<<<<

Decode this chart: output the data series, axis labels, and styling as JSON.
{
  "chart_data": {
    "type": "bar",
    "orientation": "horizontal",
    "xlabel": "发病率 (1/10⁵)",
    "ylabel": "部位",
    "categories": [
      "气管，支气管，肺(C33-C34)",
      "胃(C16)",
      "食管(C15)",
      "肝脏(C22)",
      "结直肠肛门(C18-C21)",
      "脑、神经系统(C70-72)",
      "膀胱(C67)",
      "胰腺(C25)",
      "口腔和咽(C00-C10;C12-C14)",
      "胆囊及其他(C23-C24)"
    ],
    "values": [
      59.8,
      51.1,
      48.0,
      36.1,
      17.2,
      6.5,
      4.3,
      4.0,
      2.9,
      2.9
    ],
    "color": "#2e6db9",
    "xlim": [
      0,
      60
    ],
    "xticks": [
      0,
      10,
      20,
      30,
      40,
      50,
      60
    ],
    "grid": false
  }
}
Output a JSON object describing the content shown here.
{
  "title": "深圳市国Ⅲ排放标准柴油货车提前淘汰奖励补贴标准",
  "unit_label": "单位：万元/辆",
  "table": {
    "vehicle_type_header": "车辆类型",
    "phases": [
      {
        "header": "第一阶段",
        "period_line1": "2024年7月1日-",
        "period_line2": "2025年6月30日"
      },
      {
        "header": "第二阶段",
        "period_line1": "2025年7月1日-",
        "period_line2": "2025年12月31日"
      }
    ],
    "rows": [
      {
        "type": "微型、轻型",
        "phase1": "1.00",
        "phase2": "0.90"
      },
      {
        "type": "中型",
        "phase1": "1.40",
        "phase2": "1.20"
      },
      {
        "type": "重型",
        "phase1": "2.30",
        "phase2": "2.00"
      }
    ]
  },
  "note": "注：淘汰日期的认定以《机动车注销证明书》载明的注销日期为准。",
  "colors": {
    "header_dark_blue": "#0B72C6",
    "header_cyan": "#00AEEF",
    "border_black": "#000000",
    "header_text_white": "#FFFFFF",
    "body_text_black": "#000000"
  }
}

>>>>

What you are asked to do: Write out all the entries exactly.

Solution to this task:
Decode this chart: output the data series, axis labels, and styling as JSON.
{
  "chart_data": {
    "type": "bar",
    "orientation": "horizontal",
    "xlabel": "发病率 (1/10⁵)",
    "ylabel": "部位",
    "categories": [
      "气管，支气管，肺(C33-C34)",
      "胃(C16)",
      "食管(C15)",
      "肝脏(C22)",
      "结直肠肛门(C18-C21)",
      "脑、神经系统(C70-72)",
      "膀胱(C67)",
      "胰腺(C25)",
      "口腔和咽(C00-C10;C12-C14)",
      "胆囊及其他(C23-C24)"
    ],
    "values": [
      59.8,
      51.1,
      48.0,
      36.1,
      17.2,
      6.5,
      4.3,
      4.0,
      2.9,
      2.9
    ],
    "color": "#2e6db9",
    "xlim": [
      0,
      60
    ],
    "xticks": [
      0,
      10,
      20,
      30,
      40,
      50,
      60
    ],
    "grid": false
  }
}
Output a JSON object describing the content shown here.
{
  "title": "深圳市国Ⅲ排放标准柴油货车提前淘汰奖励补贴标准",
  "unit_label": "单位：万元/辆",
  "table": {
    "vehicle_type_header": "车辆类型",
    "phases": [
      {
        "header": "第一阶段",
        "period_line1": "2024年7月1日-",
        "period_line2": "2025年6月30日"
      },
      {
        "header": "第二阶段",
        "period_line1": "2025年7月1日-",
        "period_line2": "2025年12月31日"
      }
    ],
    "rows": [
      {
        "type": "微型、轻型",
        "phase1": "1.00",
        "phase2": "0.90"
      },
      {
        "type": "中型",
        "phase1": "1.40",
        "phase2": "1.20"
      },
      {
        "type": "重型",
        "phase1": "2.30",
        "phase2": "2.00"
      }
    ]
  },
  "note": "注：淘汰日期的认定以《机动车注销证明书》载明的注销日期为准。",
  "colors": {
    "header_dark_blue": "#0B72C6",
    "header_cyan": "#00AEEF",
    "border_black": "#000000",
    "header_text_white": "#FFFFFF",
    "body_text_black": "#000000"
  }
}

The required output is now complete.